== Segment start ==

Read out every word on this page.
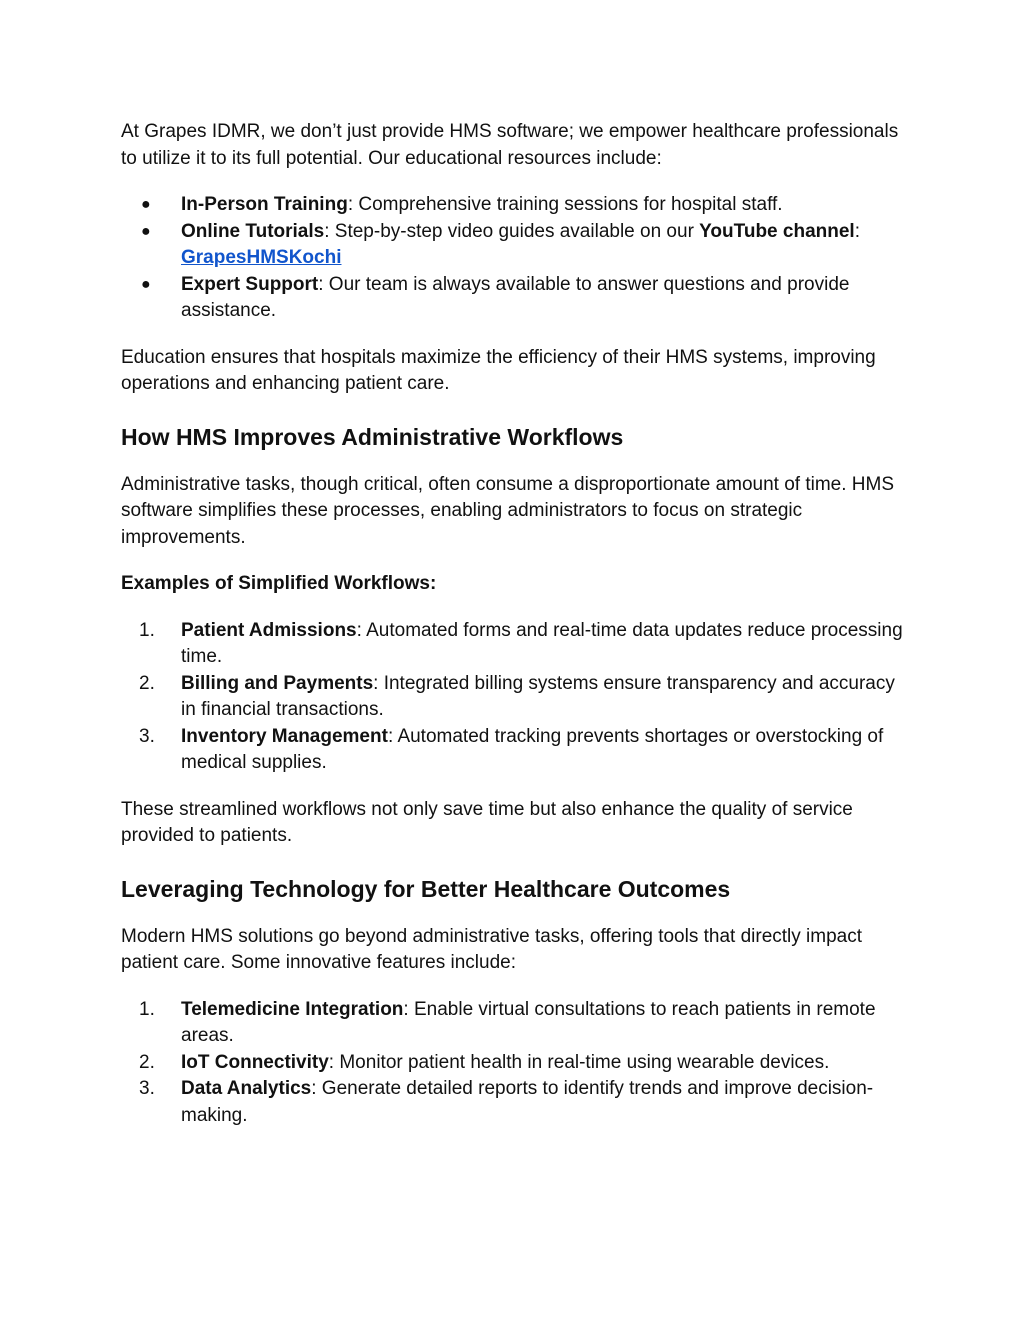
At Grapes IDMR, we don’t just provide HMS software; we empower healthcare professionals to utilize it to its full potential. Our educational resources include:

● In-Person Training: Comprehensive training sessions for hospital staff.
● Online Tutorials: Step-by-step video guides available on our YouTube channel: GrapesHMSKochi
● Expert Support: Our team is always available to answer questions and provide assistance.

Education ensures that hospitals maximize the efficiency of their HMS systems, improving operations and enhancing patient care.

How HMS Improves Administrative Workflows

Administrative tasks, though critical, often consume a disproportionate amount of time. HMS software simplifies these processes, enabling administrators to focus on strategic improvements.

Examples of Simplified Workflows:
1.	Patient Admissions: Automated forms and real-time data updates reduce processing time.
2.	Billing and Payments: Integrated billing systems ensure transparency and accuracy in financial transactions.
3.	Inventory Management: Automated tracking prevents shortages or overstocking of medical supplies.

These streamlined workflows not only save time but also enhance the quality of service provided to patients.

Leveraging Technology for Better Healthcare Outcomes

Modern HMS solutions go beyond administrative tasks, offering tools that directly impact patient care. Some innovative features include:

1.	Telemedicine Integration: Enable virtual consultations to reach patients in remote areas.
2.	IoT Connectivity: Monitor patient health in real-time using wearable devices.
3.	Data Analytics: Generate detailed reports to identify trends and improve decision-making.
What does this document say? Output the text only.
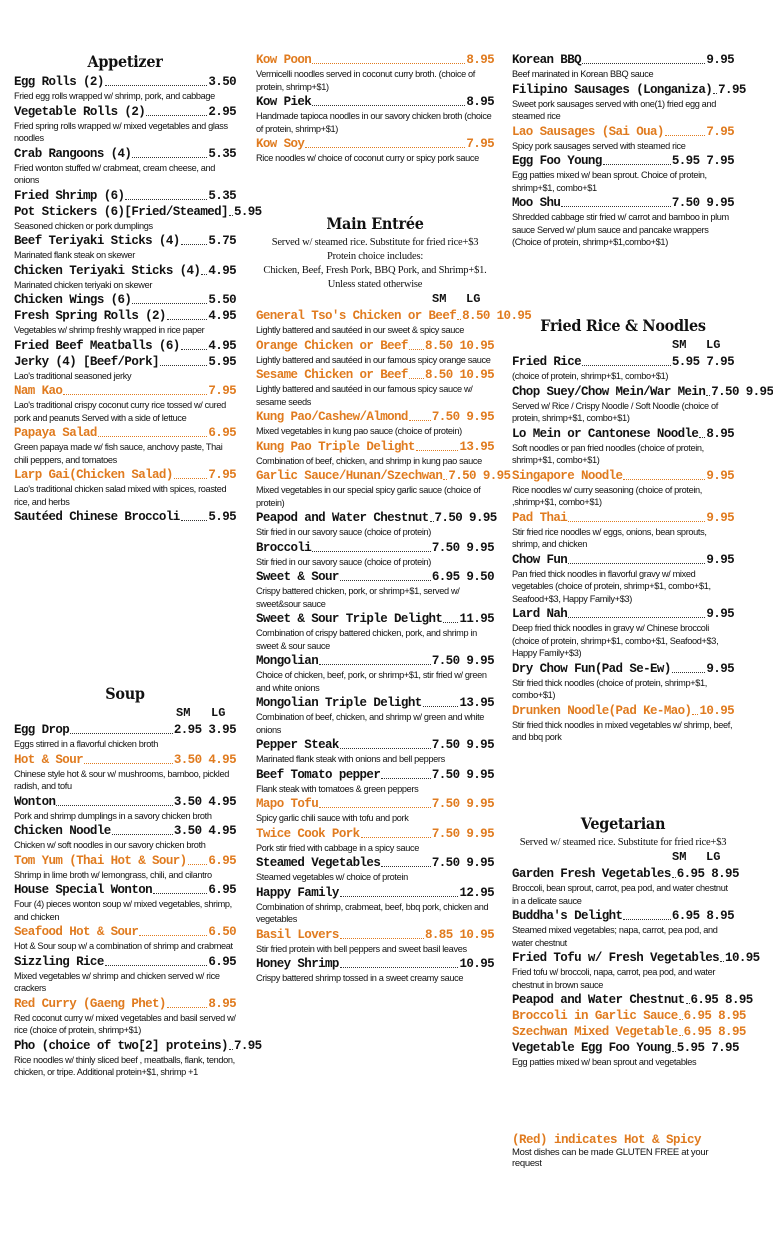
Appetizer
Egg Rolls (2)	3.50
Fried egg rolls wrapped w/ shrimp, pork, and cabbage
Vegetable Rolls (2)	2.95
Fried spring rolls wrapped w/ mixed vegetables and glass noodles
Crab Rangoons (4)	5.35
Fried wonton stuffed w/ crabmeat, cream cheese, and onions
Fried Shrimp (6)	5.35
Pot Stickers (6)[Fried/Steamed] 5.95
Seasoned chicken or pork dumplings
Beef Teriyaki Sticks (4) 5.75
Marinated flank steak on skewer
Chicken Teriyaki Sticks (4) 4.95
Marinated chicken teriyaki on skewer
Chicken Wings (6)	5.50
Fresh Spring Rolls (2)	4.95
Vegetables w/ shrimp freshly wrapped in rice paper
Fried Beef Meatballs (6) 4.95
Jerky (4) [Beef/Pork]	5.95
Lao's traditional seasoned jerky
Nam Kao	7.95
Lao's traditional crispy coconut curry rice tossed w/ cured pork and peanuts Served with a side of lettuce
Papaya Salad	6.95
Green papaya made w/ fish sauce, anchovy paste, Thai chili peppers, and tomatoes
Larp Gai(Chicken Salad)	7.95
Lao's traditional chicken salad mixed with spices, roasted rice, and herbs
Sautéed Chinese Broccoli 5.95
Soup
SM LG
Egg Drop	2.95 3.95
Eggs stirred in a flavorful chicken broth
Hot & Sour	3.50 4.95
Chinese style hot & sour w/ mushrooms, bamboo, pickled radish, and tofu
Wonton	3.50 4.95
Pork and shrimp dumplings in a savory chicken broth
Chicken Noodle	3.50 4.95
Chicken w/ soft noodles in our savory chicken broth
Tom Yum (Thai Hot & Sour) 6.95
Shrimp in lime broth w/ lemongrass, chili, and cilantro
House Special Wonton	6.95
Four (4) pieces wonton soup w/ mixed vegetables, shrimp, and chicken
Seafood Hot & Sour	6.50
Hot & Sour soup w/ a combination of shrimp and crabmeat
Sizzling Rice	6.95
Mixed vegetables w/ shrimp and chicken served w/ rice crackers
Red Curry (Gaeng Phet)	8.95
Red coconut curry w/ mixed vegetables and basil served w/ rice (choice of protein, shrimp+$1)
Pho (choice of two[2] proteins) 7.95
Rice noodles w/ thinly sliced beef , meatballs, flank, tendon, chicken, or tripe. Additional protein+$1, shrimp +1
Kow Poon	8.95
Vermicelli noodles served in coconut curry broth. (choice of protein, shrimp+$1)
Kow Piek	8.95
Handmade tapioca noodles in our savory chicken broth (choice of protein, shrimp+$1)
Kow Soy	7.95
Rice noodles w/ choice of coconut curry or spicy pork sauce
Main Entrée
Served w/ steamed rice. Substitute for fried rice+$3
Protein choice includes:
Chicken, Beef, Fresh Pork, BBQ Pork, and Shrimp+$1.
Unless stated otherwise
SM LG
General Tso's Chicken or Beef 8.50 10.95
Lightly battered and sautéed in our sweet & spicy sauce
Orange Chicken or Beef 8.50 10.95
Lightly battered and sautéed in our famous spicy orange sauce
Sesame Chicken or Beef 8.50 10.95
Lightly battered and sautéed in our famous spicy sauce w/ sesame seeds
Kung Pao/Cashew/Almond 7.50 9.95
Mixed vegetables in kung pao sauce (choice of protein)
Kung Pao Triple Delight	13.95
Combination of beef, chicken, and shrimp in kung pao sauce
Garlic Sauce/Hunan/Szechwan 7.50 9.95
Mixed vegetables in our special spicy garlic sauce (choice of protein)
Peapod and Water Chestnut 7.50 9.95
Stir fried in our savory sauce (choice of protein)
Broccoli	7.50 9.95
Stir fried in our savory sauce (choice of protein)
Sweet & Sour	6.95 9.50
Crispy battered chicken, pork, or shrimp+$1, served w/ sweet&sour sauce
Sweet & Sour Triple Delight 11.95
Combination of crispy battered chicken, pork, and shrimp in sweet & sour sauce
Mongolian	7.50 9.95
Choice of chicken, beef, pork, or shrimp+$1, stir fried w/ green and white onions
Mongolian Triple Delight	13.95
Combination of beef, chicken, and shrimp w/ green and white onions
Pepper Steak	7.50 9.95
Marinated flank steak with onions and bell peppers
Beef Tomato pepper	7.50 9.95
Flank steak with tomatoes & green peppers
Mapo Tofu	7.50 9.95
Spicy garlic chili sauce with tofu and pork
Twice Cook Pork	7.50 9.95
Pork stir fried with cabbage in a spicy sauce
Steamed Vegetables	7.50 9.95
Steamed vegetables w/ choice of protein
Happy Family	12.95
Combination of shrimp, crabmeat, beef, bbq pork, chicken and vegetables
Basil Lovers	8.85 10.95
Stir fried protein with bell peppers and sweet basil leaves
Honey Shrimp	10.95
Crispy battered shrimp tossed in a sweet creamy sauce
Korean BBQ	9.95
Beef marinated in Korean BBQ sauce
Filipino Sausages (Longaniza) 7.95
Sweet pork sausages served with one(1) fried egg and steamed rice
Lao Sausages (Sai Oua)	7.95
Spicy pork sausages served with steamed rice
Egg Foo Young	5.95 7.95
Egg patties mixed w/ bean sprout. Choice of protein, shrimp+$1, combo+$1
Moo Shu	7.50 9.95
Shredded cabbage stir fried w/ carrot and bamboo in plum sauce Served w/ plum sauce and pancake wrappers (Choice of protein, shrimp+$1,combo+$1)
Fried Rice & Noodles
SM LG
Fried Rice	5.95 7.95
(choice of protein, shrimp+$1, combo+$1)
Chop Suey/Chow Mein/War Mein 7.50 9.95
Served w/ Rice / Crispy Noodle / Soft Noodle (choice of protein, shrimp+$1, combo+$1)
Lo Mein or Cantonese Noodle 8.95
Soft noodles or pan fried noodles (choice of protein, shrimp+$1, combo+$1)
Singapore Noodle	9.95
Rice noodles w/ curry seasoning (choice of protein, ,shrimp+$1, combo+$1)
Pad Thai	9.95
Stir fried rice noodles w/ eggs, onions, bean sprouts, shrimp, and chicken
Chow Fun	9.95
Pan fried thick noodles in flavorful gravy w/ mixed vegetables (choice of protein, shrimp+$1, combo+$1, Seafood+$3, Happy Family+$3)
Lard Nah	9.95
Deep fried thick noodles in gravy w/ Chinese broccoli (choice of protein, shrimp+$1, combo+$1, Seafood+$3, Happy Family+$3)
Dry Chow Fun(Pad Se-Ew)	9.95
Stir fried thick noodles (choice of protein, shrimp+$1, combo+$1)
Drunken Noodle(Pad Ke-Mao) 10.95
Stir fried thick noodles in mixed vegetables w/ shrimp, beef, and bbq pork
Vegetarian
Served w/ steamed rice. Substitute for fried rice+$3
SM LG
Garden Fresh Vegetables 6.95 8.95
Broccoli, bean sprout, carrot, pea pod, and water chestnut in a delicate sauce
Buddha's Delight	6.95 8.95
Steamed mixed vegetables; napa, carrot, pea pod, and water chestnut
Fried Tofu w/ Fresh Vegetables 10.95
Fried tofu w/ broccoli, napa, carrot, pea pod, and water chestnut in brown sauce
Peapod and Water Chestnut 6.95 8.95
Broccoli in Garlic Sauce 6.95 8.95
Szechwan Mixed Vegetable 6.95 8.95
Vegetable Egg Foo Young 5.95 7.95
Egg patties mixed w/ bean sprout and vegetables
(Red) indicates Hot & Spicy
Most dishes can be made GLUTEN FREE at your request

== Segment end ==

THE PROBLEM: Each line in the listing above that includes "Automated" is to be copied.

TASK SOLUTION:
1.	Patient Admissions: Automated forms and real-time data updates reduce processing time.
3.	Inventory Management: Automated tracking prevents shortages or overstocking of medical supplies.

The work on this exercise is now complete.